Problem requirements> Leave out the pictures and reproduce all of the data exactly.

Extracted data>
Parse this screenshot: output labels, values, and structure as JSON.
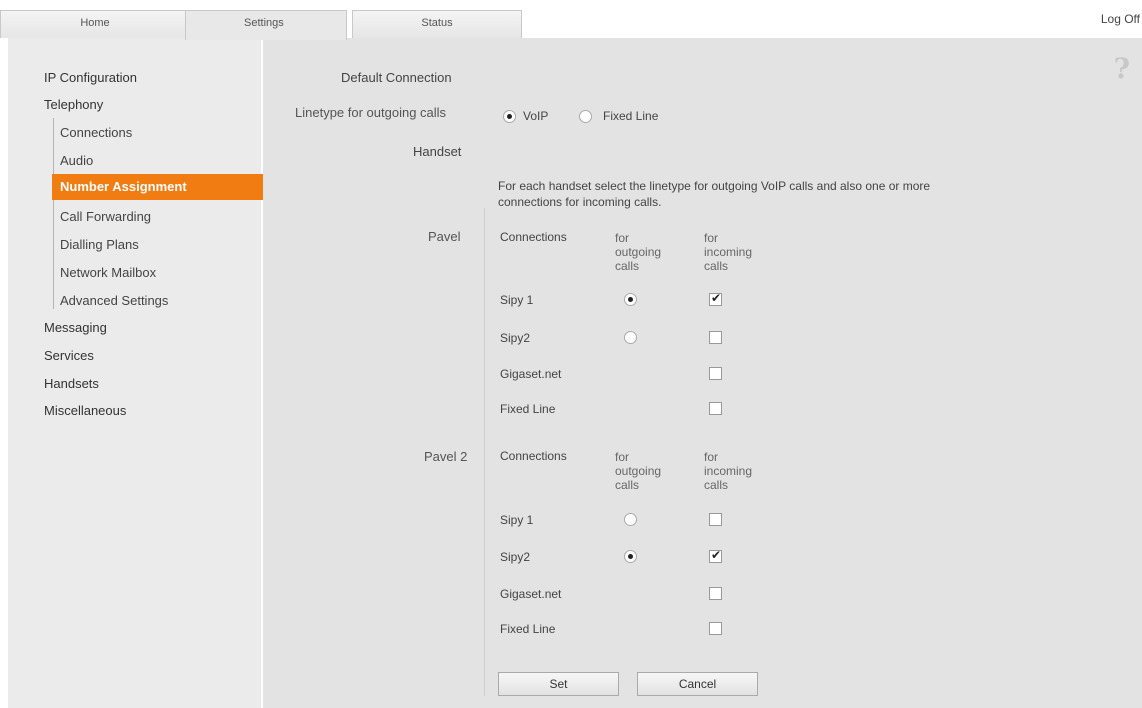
{
  "tabs": {
    "home": "Home",
    "settings": "Settings",
    "status": "Status"
  },
  "logoff": "Log Off",
  "help_icon": "?",
  "nav": {
    "ip_configuration": "IP Configuration",
    "telephony": "Telephony",
    "connections": "Connections",
    "audio": "Audio",
    "number_assignment": "Number Assignment",
    "call_forwarding": "Call Forwarding",
    "dialling_plans": "Dialling Plans",
    "network_mailbox": "Network Mailbox",
    "advanced_settings": "Advanced Settings",
    "messaging": "Messaging",
    "services": "Services",
    "handsets": "Handsets",
    "miscellaneous": "Miscellaneous"
  },
  "default_connection": {
    "title": "Default Connection",
    "linetype_label": "Linetype for outgoing calls",
    "voip": "VoIP",
    "fixed_line": "Fixed Line",
    "selected": "VoIP"
  },
  "handset": {
    "title": "Handset",
    "description_line1": "For each handset select the linetype for outgoing VoIP calls and also one or more",
    "description_line2": "connections for incoming calls.",
    "col_connections": "Connections",
    "col_outgoing_1": "for",
    "col_outgoing_2": "outgoing",
    "col_outgoing_3": "calls",
    "col_incoming_1": "for",
    "col_incoming_2": "incoming",
    "col_incoming_3": "calls"
  },
  "handsets": [
    {
      "name": "Pavel",
      "rows": [
        {
          "connection": "Sipy 1",
          "outgoing": true,
          "incoming": true
        },
        {
          "connection": "Sipy2",
          "outgoing": false,
          "incoming": false
        },
        {
          "connection": "Gigaset.net",
          "incoming": false
        },
        {
          "connection": "Fixed Line",
          "incoming": false
        }
      ]
    },
    {
      "name": "Pavel 2",
      "rows": [
        {
          "connection": "Sipy 1",
          "outgoing": false,
          "incoming": false
        },
        {
          "connection": "Sipy2",
          "outgoing": true,
          "incoming": true
        },
        {
          "connection": "Gigaset.net",
          "incoming": false
        },
        {
          "connection": "Fixed Line",
          "incoming": false
        }
      ]
    }
  ],
  "buttons": {
    "set": "Set",
    "cancel": "Cancel"
  },
  "colors": {
    "accent": "#f07c12",
    "sidebar_bg": "#ebebeb",
    "content_bg": "#e3e3e3"
  }
}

Answer below>
Parse this screenshot: output labels, values, and structure as JSON.
{
  "tabs": {
    "home": "Home",
    "settings": "Settings",
    "status": "Status"
  },
  "logoff": "Log Off",
  "help_icon": "?",
  "nav": {
    "ip_configuration": "IP Configuration",
    "telephony": "Telephony",
    "connections": "Connections",
    "audio": "Audio",
    "number_assignment": "Number Assignment",
    "call_forwarding": "Call Forwarding",
    "dialling_plans": "Dialling Plans",
    "network_mailbox": "Network Mailbox",
    "advanced_settings": "Advanced Settings",
    "messaging": "Messaging",
    "services": "Services",
    "handsets": "Handsets",
    "miscellaneous": "Miscellaneous"
  },
  "default_connection": {
    "title": "Default Connection",
    "linetype_label": "Linetype for outgoing calls",
    "voip": "VoIP",
    "fixed_line": "Fixed Line",
    "selected": "VoIP"
  },
  "handset": {
    "title": "Handset",
    "description_line1": "For each handset select the linetype for outgoing VoIP calls and also one or more",
    "description_line2": "connections for incoming calls.",
    "col_connections": "Connections",
    "col_outgoing_1": "for",
    "col_outgoing_2": "outgoing",
    "col_outgoing_3": "calls",
    "col_incoming_1": "for",
    "col_incoming_2": "incoming",
    "col_incoming_3": "calls"
  },
  "handsets": [
    {
      "name": "Pavel",
      "rows": [
        {
          "connection": "Sipy 1",
          "outgoing": true,
          "incoming": true
        },
        {
          "connection": "Sipy2",
          "outgoing": false,
          "incoming": false
        },
        {
          "connection": "Gigaset.net",
          "incoming": false
        },
        {
          "connection": "Fixed Line",
          "incoming": false
        }
      ]
    },
    {
      "name": "Pavel 2",
      "rows": [
        {
          "connection": "Sipy 1",
          "outgoing": false,
          "incoming": false
        },
        {
          "connection": "Sipy2",
          "outgoing": true,
          "incoming": true
        },
        {
          "connection": "Gigaset.net",
          "incoming": false
        },
        {
          "connection": "Fixed Line",
          "incoming": false
        }
      ]
    }
  ],
  "buttons": {
    "set": "Set",
    "cancel": "Cancel"
  },
  "colors": {
    "accent": "#f07c12",
    "sidebar_bg": "#ebebeb",
    "content_bg": "#e3e3e3"
  }
}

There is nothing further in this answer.